Source data
####################

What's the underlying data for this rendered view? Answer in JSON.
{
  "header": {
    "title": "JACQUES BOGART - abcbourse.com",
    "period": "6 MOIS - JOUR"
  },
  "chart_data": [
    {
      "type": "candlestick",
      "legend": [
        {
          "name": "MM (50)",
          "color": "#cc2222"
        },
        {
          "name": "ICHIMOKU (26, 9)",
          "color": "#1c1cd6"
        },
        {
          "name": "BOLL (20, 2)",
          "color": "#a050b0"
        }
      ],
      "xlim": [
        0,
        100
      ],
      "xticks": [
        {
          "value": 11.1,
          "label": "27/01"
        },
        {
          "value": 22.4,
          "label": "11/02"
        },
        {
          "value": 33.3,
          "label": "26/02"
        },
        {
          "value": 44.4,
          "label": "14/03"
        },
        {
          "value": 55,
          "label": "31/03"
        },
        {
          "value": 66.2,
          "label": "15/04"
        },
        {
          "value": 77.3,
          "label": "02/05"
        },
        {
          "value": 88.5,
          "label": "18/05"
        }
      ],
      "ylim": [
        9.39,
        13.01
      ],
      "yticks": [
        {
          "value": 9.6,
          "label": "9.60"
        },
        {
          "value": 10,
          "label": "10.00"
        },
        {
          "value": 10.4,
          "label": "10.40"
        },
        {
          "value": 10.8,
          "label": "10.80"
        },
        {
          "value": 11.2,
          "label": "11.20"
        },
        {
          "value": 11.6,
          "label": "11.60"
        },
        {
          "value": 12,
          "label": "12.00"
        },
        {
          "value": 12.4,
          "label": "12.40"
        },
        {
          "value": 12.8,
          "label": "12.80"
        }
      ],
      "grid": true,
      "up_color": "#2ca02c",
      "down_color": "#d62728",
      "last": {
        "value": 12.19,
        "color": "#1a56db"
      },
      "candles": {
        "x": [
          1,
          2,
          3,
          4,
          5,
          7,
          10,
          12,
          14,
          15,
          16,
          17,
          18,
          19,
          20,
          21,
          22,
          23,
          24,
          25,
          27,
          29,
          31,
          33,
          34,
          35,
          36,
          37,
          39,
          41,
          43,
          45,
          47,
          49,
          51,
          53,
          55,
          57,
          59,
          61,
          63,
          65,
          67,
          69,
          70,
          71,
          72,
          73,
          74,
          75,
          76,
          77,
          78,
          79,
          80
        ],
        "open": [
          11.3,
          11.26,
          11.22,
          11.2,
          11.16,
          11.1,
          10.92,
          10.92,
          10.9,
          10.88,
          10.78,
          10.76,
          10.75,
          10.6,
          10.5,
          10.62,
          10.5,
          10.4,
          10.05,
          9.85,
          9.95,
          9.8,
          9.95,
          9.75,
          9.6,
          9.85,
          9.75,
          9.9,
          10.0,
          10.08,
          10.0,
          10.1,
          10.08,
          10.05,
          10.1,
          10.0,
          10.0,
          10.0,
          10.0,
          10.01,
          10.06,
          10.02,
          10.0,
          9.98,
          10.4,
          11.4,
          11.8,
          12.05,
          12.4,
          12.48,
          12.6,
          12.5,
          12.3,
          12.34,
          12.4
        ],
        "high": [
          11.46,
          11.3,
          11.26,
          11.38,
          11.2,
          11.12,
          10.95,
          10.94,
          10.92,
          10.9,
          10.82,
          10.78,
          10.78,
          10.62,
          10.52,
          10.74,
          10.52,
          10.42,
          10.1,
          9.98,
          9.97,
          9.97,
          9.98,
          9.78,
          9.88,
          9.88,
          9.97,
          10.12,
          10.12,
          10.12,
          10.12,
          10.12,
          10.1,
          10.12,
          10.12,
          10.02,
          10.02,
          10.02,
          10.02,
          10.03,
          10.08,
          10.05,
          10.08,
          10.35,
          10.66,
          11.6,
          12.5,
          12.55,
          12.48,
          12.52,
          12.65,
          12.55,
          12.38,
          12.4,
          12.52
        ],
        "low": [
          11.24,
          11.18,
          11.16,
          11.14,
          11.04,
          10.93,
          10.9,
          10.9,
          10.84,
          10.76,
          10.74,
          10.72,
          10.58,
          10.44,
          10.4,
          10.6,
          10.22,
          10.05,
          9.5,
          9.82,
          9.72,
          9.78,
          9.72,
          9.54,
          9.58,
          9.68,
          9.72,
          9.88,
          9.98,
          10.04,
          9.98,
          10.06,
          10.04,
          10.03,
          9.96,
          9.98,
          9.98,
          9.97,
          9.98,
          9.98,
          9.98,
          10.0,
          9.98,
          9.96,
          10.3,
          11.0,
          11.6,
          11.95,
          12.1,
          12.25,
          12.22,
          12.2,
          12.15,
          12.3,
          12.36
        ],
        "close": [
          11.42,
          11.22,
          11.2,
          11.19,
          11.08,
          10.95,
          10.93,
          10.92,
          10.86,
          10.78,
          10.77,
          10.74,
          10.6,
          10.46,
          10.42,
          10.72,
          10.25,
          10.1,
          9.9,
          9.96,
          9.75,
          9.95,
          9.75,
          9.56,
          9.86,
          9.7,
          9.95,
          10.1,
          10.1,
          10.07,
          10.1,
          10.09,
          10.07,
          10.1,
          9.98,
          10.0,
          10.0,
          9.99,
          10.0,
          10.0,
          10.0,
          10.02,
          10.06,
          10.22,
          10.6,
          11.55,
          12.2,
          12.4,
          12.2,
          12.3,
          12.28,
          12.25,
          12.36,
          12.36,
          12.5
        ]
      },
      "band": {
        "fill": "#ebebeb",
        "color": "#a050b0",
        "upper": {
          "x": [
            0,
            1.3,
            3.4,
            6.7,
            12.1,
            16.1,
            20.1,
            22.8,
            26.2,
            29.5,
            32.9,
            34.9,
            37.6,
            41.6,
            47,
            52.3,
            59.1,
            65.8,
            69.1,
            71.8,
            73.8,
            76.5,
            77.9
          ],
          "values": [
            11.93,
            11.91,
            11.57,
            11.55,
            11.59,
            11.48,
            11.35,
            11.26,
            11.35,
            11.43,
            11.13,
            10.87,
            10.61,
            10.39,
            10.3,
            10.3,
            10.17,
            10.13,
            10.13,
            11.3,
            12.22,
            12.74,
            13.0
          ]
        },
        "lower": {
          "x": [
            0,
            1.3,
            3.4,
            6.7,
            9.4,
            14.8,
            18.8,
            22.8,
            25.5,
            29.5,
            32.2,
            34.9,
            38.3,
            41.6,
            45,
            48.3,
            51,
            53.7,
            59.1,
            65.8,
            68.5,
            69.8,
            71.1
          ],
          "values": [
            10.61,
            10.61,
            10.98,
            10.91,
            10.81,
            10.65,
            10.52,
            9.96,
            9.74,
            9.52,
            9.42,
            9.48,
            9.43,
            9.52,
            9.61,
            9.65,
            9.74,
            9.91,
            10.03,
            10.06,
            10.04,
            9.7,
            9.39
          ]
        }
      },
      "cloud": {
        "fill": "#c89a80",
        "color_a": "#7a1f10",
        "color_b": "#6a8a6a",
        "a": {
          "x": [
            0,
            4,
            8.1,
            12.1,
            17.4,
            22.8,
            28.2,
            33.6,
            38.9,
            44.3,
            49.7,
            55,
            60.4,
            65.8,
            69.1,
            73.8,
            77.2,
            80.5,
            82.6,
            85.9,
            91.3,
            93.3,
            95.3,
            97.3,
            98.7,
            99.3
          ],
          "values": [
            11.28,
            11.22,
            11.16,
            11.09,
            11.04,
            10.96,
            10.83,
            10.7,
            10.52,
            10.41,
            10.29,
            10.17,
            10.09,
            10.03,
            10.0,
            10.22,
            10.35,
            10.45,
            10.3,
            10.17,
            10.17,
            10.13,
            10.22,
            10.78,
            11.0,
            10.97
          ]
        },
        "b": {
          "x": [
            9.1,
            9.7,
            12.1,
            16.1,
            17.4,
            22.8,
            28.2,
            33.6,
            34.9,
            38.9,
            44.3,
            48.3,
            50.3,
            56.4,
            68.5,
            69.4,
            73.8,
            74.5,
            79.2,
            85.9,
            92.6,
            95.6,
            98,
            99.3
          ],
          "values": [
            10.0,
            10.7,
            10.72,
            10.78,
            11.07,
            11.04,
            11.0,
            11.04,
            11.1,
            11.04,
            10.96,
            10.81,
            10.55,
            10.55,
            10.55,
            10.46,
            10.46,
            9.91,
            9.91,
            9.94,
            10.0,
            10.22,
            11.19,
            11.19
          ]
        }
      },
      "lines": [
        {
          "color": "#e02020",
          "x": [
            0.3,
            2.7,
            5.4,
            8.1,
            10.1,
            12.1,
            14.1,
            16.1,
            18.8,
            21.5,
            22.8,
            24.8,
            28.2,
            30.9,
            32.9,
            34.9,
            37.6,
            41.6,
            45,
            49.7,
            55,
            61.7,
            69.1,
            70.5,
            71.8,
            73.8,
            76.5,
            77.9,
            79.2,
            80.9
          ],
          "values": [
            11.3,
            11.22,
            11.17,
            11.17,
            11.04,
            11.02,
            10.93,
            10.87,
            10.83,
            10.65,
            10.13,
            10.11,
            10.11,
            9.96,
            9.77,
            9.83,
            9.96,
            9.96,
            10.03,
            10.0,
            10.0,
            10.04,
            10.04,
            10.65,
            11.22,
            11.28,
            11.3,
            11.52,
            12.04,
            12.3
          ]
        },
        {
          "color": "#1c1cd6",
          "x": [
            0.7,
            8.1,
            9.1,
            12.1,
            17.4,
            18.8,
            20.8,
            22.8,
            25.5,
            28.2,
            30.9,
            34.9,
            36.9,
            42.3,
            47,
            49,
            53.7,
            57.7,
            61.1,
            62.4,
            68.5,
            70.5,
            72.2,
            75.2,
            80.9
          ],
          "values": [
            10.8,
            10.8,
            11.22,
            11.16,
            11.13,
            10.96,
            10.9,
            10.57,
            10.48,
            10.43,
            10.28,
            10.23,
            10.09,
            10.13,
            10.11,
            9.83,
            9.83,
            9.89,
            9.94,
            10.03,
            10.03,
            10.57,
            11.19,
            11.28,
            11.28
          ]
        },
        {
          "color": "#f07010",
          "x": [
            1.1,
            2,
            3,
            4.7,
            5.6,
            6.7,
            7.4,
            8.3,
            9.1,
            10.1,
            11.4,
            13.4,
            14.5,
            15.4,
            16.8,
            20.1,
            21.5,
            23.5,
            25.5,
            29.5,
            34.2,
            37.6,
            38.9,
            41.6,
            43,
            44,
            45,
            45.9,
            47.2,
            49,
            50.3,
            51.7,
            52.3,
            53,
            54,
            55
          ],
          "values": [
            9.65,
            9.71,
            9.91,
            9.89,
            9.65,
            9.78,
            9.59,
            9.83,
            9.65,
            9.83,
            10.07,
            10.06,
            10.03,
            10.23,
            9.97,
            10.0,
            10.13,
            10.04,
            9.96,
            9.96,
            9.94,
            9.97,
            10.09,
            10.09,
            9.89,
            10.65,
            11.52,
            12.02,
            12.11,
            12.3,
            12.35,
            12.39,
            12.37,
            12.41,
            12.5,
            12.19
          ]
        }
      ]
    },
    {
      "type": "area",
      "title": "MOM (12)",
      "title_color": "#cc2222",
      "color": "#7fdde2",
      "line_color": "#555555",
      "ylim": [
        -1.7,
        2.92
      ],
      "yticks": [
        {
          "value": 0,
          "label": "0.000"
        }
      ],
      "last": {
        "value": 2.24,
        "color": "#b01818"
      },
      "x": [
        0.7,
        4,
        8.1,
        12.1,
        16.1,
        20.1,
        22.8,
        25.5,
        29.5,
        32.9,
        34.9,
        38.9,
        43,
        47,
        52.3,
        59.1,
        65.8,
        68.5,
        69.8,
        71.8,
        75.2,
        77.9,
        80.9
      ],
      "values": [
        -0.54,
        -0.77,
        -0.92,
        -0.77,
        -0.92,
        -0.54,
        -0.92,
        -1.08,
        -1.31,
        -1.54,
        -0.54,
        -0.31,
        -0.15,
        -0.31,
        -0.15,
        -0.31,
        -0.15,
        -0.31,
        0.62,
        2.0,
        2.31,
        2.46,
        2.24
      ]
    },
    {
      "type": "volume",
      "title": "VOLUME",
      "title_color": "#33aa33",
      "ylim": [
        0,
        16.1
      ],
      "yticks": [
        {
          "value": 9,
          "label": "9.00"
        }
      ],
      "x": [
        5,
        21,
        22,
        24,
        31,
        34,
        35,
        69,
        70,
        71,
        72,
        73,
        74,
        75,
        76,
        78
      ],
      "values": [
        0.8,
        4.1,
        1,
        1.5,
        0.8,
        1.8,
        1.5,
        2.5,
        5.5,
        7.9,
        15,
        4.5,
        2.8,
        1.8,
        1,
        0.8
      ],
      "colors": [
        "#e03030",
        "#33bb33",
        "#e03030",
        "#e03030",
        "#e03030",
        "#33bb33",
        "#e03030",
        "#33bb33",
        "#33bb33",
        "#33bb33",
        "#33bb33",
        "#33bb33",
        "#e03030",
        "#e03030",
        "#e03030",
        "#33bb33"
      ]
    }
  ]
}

####################

WHAT THE TASK ASKS:
Look through the records and count each line that holds "type". Write only the total.

TASK OUTPUT:
3